» What you will do: Give back the entire listing verbatim.

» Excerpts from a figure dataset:
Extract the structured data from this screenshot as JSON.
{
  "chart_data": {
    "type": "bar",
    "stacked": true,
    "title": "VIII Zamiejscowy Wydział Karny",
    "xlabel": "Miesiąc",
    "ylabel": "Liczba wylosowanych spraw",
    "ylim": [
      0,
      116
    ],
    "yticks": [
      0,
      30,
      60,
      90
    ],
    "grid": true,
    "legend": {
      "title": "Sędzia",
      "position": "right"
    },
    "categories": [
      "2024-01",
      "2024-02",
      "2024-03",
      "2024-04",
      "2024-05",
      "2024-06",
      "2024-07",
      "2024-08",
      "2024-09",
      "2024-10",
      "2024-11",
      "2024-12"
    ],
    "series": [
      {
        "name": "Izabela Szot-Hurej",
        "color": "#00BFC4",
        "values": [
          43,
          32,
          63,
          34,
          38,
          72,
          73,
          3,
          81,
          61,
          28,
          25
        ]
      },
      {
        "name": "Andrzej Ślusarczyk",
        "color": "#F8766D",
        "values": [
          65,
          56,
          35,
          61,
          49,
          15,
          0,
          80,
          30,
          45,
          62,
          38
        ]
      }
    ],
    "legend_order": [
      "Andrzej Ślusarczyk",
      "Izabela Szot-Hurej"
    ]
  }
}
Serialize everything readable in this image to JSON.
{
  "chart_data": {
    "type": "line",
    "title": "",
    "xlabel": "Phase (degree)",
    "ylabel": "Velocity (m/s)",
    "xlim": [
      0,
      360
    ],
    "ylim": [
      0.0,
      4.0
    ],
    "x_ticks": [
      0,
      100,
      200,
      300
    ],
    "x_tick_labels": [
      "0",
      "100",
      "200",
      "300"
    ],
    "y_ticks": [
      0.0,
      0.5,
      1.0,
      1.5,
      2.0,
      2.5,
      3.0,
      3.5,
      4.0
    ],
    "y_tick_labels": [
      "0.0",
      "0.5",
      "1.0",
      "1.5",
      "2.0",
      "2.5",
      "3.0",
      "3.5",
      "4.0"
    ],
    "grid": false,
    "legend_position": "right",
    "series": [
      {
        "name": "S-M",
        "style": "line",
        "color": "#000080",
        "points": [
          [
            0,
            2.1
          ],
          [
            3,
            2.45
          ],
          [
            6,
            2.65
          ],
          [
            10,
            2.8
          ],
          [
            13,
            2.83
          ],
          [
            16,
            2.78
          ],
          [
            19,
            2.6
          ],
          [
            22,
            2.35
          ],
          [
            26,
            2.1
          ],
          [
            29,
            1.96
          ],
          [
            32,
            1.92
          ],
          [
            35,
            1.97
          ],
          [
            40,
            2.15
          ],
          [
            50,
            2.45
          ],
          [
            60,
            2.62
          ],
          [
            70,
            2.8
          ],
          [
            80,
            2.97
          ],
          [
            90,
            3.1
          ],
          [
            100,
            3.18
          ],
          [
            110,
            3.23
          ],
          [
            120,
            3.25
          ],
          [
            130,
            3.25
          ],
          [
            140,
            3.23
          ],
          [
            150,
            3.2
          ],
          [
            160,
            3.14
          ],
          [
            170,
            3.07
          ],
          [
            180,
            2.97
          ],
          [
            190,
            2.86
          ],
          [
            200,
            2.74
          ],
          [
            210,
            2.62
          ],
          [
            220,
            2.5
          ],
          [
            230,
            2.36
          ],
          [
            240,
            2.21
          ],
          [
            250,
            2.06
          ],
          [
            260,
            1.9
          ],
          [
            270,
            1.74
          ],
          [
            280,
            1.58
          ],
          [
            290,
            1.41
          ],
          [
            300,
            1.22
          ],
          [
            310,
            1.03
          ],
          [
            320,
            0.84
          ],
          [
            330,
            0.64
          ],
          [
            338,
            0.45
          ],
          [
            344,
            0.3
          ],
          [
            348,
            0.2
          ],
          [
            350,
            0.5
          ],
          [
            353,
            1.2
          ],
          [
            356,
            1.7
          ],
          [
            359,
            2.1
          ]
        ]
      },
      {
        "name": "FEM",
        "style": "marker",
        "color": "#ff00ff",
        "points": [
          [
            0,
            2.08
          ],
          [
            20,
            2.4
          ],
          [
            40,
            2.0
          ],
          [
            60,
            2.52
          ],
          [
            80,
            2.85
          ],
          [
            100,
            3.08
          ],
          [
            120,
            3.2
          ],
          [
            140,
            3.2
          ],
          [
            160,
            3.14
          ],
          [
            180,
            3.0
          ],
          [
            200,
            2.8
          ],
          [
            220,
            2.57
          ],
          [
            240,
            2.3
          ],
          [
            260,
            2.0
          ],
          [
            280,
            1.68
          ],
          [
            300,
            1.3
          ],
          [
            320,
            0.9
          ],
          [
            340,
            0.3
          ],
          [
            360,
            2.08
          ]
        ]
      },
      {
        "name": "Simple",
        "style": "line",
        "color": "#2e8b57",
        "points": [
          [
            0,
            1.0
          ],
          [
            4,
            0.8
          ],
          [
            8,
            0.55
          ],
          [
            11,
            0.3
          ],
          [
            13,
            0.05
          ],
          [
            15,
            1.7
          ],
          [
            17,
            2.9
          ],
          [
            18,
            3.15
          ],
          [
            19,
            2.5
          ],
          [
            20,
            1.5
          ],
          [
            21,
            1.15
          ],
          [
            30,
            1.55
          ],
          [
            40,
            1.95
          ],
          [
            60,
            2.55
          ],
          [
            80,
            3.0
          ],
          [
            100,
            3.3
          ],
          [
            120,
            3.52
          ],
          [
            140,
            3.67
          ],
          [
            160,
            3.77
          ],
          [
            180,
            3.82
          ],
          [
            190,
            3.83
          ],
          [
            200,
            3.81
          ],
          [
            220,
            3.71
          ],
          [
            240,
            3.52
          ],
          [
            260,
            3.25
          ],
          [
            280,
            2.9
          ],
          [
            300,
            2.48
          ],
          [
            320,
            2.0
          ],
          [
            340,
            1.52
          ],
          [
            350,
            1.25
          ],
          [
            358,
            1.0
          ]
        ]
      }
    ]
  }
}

» Full solution:
Extract the structured data from this screenshot as JSON.
{
  "chart_data": {
    "type": "bar",
    "stacked": true,
    "title": "VIII Zamiejscowy Wydział Karny",
    "xlabel": "Miesiąc",
    "ylabel": "Liczba wylosowanych spraw",
    "ylim": [
      0,
      116
    ],
    "yticks": [
      0,
      30,
      60,
      90
    ],
    "grid": true,
    "legend": {
      "title": "Sędzia",
      "position": "right"
    },
    "categories": [
      "2024-01",
      "2024-02",
      "2024-03",
      "2024-04",
      "2024-05",
      "2024-06",
      "2024-07",
      "2024-08",
      "2024-09",
      "2024-10",
      "2024-11",
      "2024-12"
    ],
    "series": [
      {
        "name": "Izabela Szot-Hurej",
        "color": "#00BFC4",
        "values": [
          43,
          32,
          63,
          34,
          38,
          72,
          73,
          3,
          81,
          61,
          28,
          25
        ]
      },
      {
        "name": "Andrzej Ślusarczyk",
        "color": "#F8766D",
        "values": [
          65,
          56,
          35,
          61,
          49,
          15,
          0,
          80,
          30,
          45,
          62,
          38
        ]
      }
    ],
    "legend_order": [
      "Andrzej Ślusarczyk",
      "Izabela Szot-Hurej"
    ]
  }
}
Serialize everything readable in this image to JSON.
{
  "chart_data": {
    "type": "line",
    "title": "",
    "xlabel": "Phase (degree)",
    "ylabel": "Velocity (m/s)",
    "xlim": [
      0,
      360
    ],
    "ylim": [
      0.0,
      4.0
    ],
    "x_ticks": [
      0,
      100,
      200,
      300
    ],
    "x_tick_labels": [
      "0",
      "100",
      "200",
      "300"
    ],
    "y_ticks": [
      0.0,
      0.5,
      1.0,
      1.5,
      2.0,
      2.5,
      3.0,
      3.5,
      4.0
    ],
    "y_tick_labels": [
      "0.0",
      "0.5",
      "1.0",
      "1.5",
      "2.0",
      "2.5",
      "3.0",
      "3.5",
      "4.0"
    ],
    "grid": false,
    "legend_position": "right",
    "series": [
      {
        "name": "S-M",
        "style": "line",
        "color": "#000080",
        "points": [
          [
            0,
            2.1
          ],
          [
            3,
            2.45
          ],
          [
            6,
            2.65
          ],
          [
            10,
            2.8
          ],
          [
            13,
            2.83
          ],
          [
            16,
            2.78
          ],
          [
            19,
            2.6
          ],
          [
            22,
            2.35
          ],
          [
            26,
            2.1
          ],
          [
            29,
            1.96
          ],
          [
            32,
            1.92
          ],
          [
            35,
            1.97
          ],
          [
            40,
            2.15
          ],
          [
            50,
            2.45
          ],
          [
            60,
            2.62
          ],
          [
            70,
            2.8
          ],
          [
            80,
            2.97
          ],
          [
            90,
            3.1
          ],
          [
            100,
            3.18
          ],
          [
            110,
            3.23
          ],
          [
            120,
            3.25
          ],
          [
            130,
            3.25
          ],
          [
            140,
            3.23
          ],
          [
            150,
            3.2
          ],
          [
            160,
            3.14
          ],
          [
            170,
            3.07
          ],
          [
            180,
            2.97
          ],
          [
            190,
            2.86
          ],
          [
            200,
            2.74
          ],
          [
            210,
            2.62
          ],
          [
            220,
            2.5
          ],
          [
            230,
            2.36
          ],
          [
            240,
            2.21
          ],
          [
            250,
            2.06
          ],
          [
            260,
            1.9
          ],
          [
            270,
            1.74
          ],
          [
            280,
            1.58
          ],
          [
            290,
            1.41
          ],
          [
            300,
            1.22
          ],
          [
            310,
            1.03
          ],
          [
            320,
            0.84
          ],
          [
            330,
            0.64
          ],
          [
            338,
            0.45
          ],
          [
            344,
            0.3
          ],
          [
            348,
            0.2
          ],
          [
            350,
            0.5
          ],
          [
            353,
            1.2
          ],
          [
            356,
            1.7
          ],
          [
            359,
            2.1
          ]
        ]
      },
      {
        "name": "FEM",
        "style": "marker",
        "color": "#ff00ff",
        "points": [
          [
            0,
            2.08
          ],
          [
            20,
            2.4
          ],
          [
            40,
            2.0
          ],
          [
            60,
            2.52
          ],
          [
            80,
            2.85
          ],
          [
            100,
            3.08
          ],
          [
            120,
            3.2
          ],
          [
            140,
            3.2
          ],
          [
            160,
            3.14
          ],
          [
            180,
            3.0
          ],
          [
            200,
            2.8
          ],
          [
            220,
            2.57
          ],
          [
            240,
            2.3
          ],
          [
            260,
            2.0
          ],
          [
            280,
            1.68
          ],
          [
            300,
            1.3
          ],
          [
            320,
            0.9
          ],
          [
            340,
            0.3
          ],
          [
            360,
            2.08
          ]
        ]
      },
      {
        "name": "Simple",
        "style": "line",
        "color": "#2e8b57",
        "points": [
          [
            0,
            1.0
          ],
          [
            4,
            0.8
          ],
          [
            8,
            0.55
          ],
          [
            11,
            0.3
          ],
          [
            13,
            0.05
          ],
          [
            15,
            1.7
          ],
          [
            17,
            2.9
          ],
          [
            18,
            3.15
          ],
          [
            19,
            2.5
          ],
          [
            20,
            1.5
          ],
          [
            21,
            1.15
          ],
          [
            30,
            1.55
          ],
          [
            40,
            1.95
          ],
          [
            60,
            2.55
          ],
          [
            80,
            3.0
          ],
          [
            100,
            3.3
          ],
          [
            120,
            3.52
          ],
          [
            140,
            3.67
          ],
          [
            160,
            3.77
          ],
          [
            180,
            3.82
          ],
          [
            190,
            3.83
          ],
          [
            200,
            3.81
          ],
          [
            220,
            3.71
          ],
          [
            240,
            3.52
          ],
          [
            260,
            3.25
          ],
          [
            280,
            2.9
          ],
          [
            300,
            2.48
          ],
          [
            320,
            2.0
          ],
          [
            340,
            1.52
          ],
          [
            350,
            1.25
          ],
          [
            358,
            1.0
          ]
        ]
      }
    ]
  }
}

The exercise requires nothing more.